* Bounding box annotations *
┄┄┄┄┄┄┄┄┄┄┄┄┄┄┄┄┄┄┄┄
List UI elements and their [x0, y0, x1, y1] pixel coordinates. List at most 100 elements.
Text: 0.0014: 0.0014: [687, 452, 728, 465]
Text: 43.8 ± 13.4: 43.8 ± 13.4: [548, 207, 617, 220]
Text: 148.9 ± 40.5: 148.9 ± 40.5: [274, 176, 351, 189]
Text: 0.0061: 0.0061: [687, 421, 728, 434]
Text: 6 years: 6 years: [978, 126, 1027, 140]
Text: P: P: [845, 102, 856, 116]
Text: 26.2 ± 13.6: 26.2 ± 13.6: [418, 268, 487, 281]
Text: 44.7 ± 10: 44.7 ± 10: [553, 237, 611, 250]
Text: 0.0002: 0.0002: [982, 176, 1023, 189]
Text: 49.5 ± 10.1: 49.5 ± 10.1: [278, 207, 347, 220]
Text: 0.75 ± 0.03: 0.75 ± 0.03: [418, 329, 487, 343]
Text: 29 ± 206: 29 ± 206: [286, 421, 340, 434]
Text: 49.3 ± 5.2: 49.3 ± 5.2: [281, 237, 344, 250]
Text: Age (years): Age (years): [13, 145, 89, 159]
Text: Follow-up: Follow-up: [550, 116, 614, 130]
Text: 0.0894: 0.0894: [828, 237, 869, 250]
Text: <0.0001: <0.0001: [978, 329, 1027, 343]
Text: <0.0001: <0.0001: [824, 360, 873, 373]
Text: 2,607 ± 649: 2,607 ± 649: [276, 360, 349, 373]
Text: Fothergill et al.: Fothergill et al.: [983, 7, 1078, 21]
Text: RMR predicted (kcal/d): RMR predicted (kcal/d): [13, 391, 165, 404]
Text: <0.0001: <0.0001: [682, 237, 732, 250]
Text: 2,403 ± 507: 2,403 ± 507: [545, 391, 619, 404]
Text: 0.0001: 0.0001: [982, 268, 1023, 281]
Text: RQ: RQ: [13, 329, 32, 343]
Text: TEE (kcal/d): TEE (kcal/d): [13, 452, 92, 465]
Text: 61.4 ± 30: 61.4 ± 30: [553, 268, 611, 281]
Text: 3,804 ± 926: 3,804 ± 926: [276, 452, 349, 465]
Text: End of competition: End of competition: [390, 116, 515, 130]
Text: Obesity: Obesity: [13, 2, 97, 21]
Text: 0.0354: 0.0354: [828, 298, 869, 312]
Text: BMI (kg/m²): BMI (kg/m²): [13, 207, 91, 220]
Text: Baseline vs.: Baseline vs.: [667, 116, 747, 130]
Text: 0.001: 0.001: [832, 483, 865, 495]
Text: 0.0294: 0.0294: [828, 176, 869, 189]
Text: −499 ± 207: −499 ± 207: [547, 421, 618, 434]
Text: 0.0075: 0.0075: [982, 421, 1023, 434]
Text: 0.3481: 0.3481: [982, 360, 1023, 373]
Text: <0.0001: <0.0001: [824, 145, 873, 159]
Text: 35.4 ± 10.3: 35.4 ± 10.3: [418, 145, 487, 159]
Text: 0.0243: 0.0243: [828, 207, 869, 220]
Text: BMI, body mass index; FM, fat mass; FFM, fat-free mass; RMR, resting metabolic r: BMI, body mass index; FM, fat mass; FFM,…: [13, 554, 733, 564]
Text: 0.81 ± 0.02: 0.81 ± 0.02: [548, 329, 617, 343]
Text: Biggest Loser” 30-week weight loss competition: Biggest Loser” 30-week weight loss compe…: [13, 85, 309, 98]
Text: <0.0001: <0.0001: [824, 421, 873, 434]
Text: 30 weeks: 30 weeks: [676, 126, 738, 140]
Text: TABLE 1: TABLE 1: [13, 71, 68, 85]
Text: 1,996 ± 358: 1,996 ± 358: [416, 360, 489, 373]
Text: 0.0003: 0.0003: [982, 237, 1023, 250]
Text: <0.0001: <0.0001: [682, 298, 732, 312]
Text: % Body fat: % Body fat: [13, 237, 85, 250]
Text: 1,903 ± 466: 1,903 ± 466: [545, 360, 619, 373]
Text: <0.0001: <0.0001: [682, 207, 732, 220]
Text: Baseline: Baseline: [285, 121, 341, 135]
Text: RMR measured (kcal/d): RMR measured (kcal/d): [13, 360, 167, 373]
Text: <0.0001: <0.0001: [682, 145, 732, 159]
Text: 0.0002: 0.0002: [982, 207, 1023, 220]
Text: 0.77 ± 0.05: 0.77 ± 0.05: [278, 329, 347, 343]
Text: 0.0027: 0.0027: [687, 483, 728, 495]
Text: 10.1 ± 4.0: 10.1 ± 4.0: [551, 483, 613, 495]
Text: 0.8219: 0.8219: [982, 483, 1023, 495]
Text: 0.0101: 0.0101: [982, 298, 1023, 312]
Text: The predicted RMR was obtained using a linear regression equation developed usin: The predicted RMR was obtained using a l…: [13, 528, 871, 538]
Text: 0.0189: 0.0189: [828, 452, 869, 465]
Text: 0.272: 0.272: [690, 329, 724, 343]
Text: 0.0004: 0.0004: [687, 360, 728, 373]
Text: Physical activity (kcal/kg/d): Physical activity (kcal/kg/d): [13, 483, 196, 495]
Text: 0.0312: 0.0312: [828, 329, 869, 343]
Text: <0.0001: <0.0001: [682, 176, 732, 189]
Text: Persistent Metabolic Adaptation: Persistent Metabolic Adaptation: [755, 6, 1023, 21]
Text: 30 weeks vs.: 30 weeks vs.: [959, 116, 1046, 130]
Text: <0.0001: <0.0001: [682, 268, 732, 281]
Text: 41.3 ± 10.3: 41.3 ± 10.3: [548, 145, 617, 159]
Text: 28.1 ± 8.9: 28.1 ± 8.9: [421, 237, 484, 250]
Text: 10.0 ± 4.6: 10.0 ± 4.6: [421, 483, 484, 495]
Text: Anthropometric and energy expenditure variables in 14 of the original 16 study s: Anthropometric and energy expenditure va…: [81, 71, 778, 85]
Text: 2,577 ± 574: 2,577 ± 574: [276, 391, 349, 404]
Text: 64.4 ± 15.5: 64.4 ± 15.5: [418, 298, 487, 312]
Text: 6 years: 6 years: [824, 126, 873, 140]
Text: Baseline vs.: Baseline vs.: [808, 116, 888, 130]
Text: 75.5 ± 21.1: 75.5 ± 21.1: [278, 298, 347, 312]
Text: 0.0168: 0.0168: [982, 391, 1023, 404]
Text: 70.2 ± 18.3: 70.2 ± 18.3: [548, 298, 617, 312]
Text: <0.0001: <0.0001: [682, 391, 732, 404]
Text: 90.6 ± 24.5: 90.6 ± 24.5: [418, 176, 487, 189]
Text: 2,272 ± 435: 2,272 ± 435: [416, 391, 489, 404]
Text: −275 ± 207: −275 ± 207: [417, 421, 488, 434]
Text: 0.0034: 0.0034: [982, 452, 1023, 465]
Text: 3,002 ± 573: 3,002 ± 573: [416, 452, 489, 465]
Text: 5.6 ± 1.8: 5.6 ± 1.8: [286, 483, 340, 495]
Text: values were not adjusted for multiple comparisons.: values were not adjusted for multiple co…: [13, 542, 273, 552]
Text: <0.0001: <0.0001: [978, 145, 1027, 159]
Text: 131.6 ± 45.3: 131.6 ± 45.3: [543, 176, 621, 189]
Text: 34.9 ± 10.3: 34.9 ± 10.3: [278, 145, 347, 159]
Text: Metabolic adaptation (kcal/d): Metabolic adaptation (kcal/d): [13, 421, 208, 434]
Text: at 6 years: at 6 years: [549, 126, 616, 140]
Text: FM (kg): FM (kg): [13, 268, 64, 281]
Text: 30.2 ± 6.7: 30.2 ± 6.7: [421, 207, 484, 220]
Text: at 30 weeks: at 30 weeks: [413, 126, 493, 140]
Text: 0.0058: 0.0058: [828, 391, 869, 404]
┄┄┄┄┄┄┄┄┄┄┄┄┄┄┄┄┄┄┄┄
* Request *
Show each line in the material above that contains the string "weeks", treating uppercase and lowercase letters as different.

* Solution *
Text: 30 weeks: 30 weeks: [676, 126, 738, 140]
Text: 30 weeks vs.: 30 weeks vs.: [959, 116, 1046, 130]
Text: at 30 weeks: at 30 weeks: [413, 126, 493, 140]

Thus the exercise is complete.